WORK TO BE COMPLETED: Below are some records; reproduce every one of them exactly.

[Some records]
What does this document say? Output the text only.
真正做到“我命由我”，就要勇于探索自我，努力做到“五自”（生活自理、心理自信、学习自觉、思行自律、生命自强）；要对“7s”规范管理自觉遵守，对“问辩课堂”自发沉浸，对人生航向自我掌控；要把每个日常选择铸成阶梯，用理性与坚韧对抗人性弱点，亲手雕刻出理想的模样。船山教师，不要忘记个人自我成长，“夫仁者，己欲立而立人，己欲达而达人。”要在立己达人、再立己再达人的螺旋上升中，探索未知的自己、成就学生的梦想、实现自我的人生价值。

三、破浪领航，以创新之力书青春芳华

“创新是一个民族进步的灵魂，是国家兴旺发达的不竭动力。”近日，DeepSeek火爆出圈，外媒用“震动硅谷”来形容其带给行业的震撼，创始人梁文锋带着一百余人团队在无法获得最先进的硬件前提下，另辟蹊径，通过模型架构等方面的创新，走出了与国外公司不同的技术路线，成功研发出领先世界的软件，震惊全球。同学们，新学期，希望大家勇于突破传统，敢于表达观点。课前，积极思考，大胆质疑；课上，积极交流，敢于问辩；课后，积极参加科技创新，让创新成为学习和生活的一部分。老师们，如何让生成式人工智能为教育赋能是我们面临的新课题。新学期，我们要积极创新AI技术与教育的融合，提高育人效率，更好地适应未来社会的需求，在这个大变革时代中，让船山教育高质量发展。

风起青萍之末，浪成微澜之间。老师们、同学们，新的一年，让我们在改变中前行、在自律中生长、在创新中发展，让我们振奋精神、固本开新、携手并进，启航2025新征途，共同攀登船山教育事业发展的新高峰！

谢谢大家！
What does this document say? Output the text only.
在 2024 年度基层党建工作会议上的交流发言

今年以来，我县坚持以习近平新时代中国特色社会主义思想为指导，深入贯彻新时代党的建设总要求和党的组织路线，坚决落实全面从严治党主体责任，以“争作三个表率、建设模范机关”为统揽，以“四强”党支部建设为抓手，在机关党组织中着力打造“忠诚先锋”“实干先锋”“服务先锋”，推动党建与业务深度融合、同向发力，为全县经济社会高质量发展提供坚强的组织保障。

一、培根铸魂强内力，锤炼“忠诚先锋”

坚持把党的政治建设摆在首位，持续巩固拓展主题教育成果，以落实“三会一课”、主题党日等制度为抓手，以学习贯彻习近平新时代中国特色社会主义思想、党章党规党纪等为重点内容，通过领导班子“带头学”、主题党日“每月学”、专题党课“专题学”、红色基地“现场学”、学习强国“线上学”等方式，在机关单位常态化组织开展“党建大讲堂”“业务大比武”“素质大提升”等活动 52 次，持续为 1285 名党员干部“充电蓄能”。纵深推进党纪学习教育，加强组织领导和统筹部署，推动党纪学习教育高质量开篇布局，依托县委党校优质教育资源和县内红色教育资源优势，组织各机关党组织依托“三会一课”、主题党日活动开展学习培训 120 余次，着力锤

EXPECTED OUTPUT:
What does this document say? Output the text only.
真正做到“我命由我”，就要勇于探索自我，努力做到“五自”（生活自理、心理自信、学习自觉、思行自律、生命自强）；要对“7s”规范管理自觉遵守，对“问辩课堂”自发沉浸，对人生航向自我掌控；要把每个日常选择铸成阶梯，用理性与坚韧对抗人性弱点，亲手雕刻出理想的模样。船山教师，不要忘记个人自我成长，“夫仁者，己欲立而立人，己欲达而达人。”要在立己达人、再立己再达人的螺旋上升中，探索未知的自己、成就学生的梦想、实现自我的人生价值。

三、破浪领航，以创新之力书青春芳华

“创新是一个民族进步的灵魂，是国家兴旺发达的不竭动力。”近日，DeepSeek火爆出圈，外媒用“震动硅谷”来形容其带给行业的震撼，创始人梁文锋带着一百余人团队在无法获得最先进的硬件前提下，另辟蹊径，通过模型架构等方面的创新，走出了与国外公司不同的技术路线，成功研发出领先世界的软件，震惊全球。同学们，新学期，希望大家勇于突破传统，敢于表达观点。课前，积极思考，大胆质疑；课上，积极交流，敢于问辩；课后，积极参加科技创新，让创新成为学习和生活的一部分。老师们，如何让生成式人工智能为教育赋能是我们面临的新课题。新学期，我们要积极创新AI技术与教育的融合，提高育人效率，更好地适应未来社会的需求，在这个大变革时代中，让船山教育高质量发展。

风起青萍之末，浪成微澜之间。老师们、同学们，新的一年，让我们在改变中前行、在自律中生长、在创新中发展，让我们振奋精神、固本开新、携手并进，启航2025新征途，共同攀登船山教育事业发展的新高峰！

谢谢大家！
What does this document say? Output the text only.
在 2024 年度基层党建工作会议上的交流发言

今年以来，我县坚持以习近平新时代中国特色社会主义思想为指导，深入贯彻新时代党的建设总要求和党的组织路线，坚决落实全面从严治党主体责任，以“争作三个表率、建设模范机关”为统揽，以“四强”党支部建设为抓手，在机关党组织中着力打造“忠诚先锋”“实干先锋”“服务先锋”，推动党建与业务深度融合、同向发力，为全县经济社会高质量发展提供坚强的组织保障。

一、培根铸魂强内力，锤炼“忠诚先锋”

坚持把党的政治建设摆在首位，持续巩固拓展主题教育成果，以落实“三会一课”、主题党日等制度为抓手，以学习贯彻习近平新时代中国特色社会主义思想、党章党规党纪等为重点内容，通过领导班子“带头学”、主题党日“每月学”、专题党课“专题学”、红色基地“现场学”、学习强国“线上学”等方式，在机关单位常态化组织开展“党建大讲堂”“业务大比武”“素质大提升”等活动 52 次，持续为 1285 名党员干部“充电蓄能”。纵深推进党纪学习教育，加强组织领导和统筹部署，推动党纪学习教育高质量开篇布局，依托县委党校优质教育资源和县内红色教育资源优势，组织各机关党组织依托“三会一课”、主题党日活动开展学习培训 120 余次，着力锤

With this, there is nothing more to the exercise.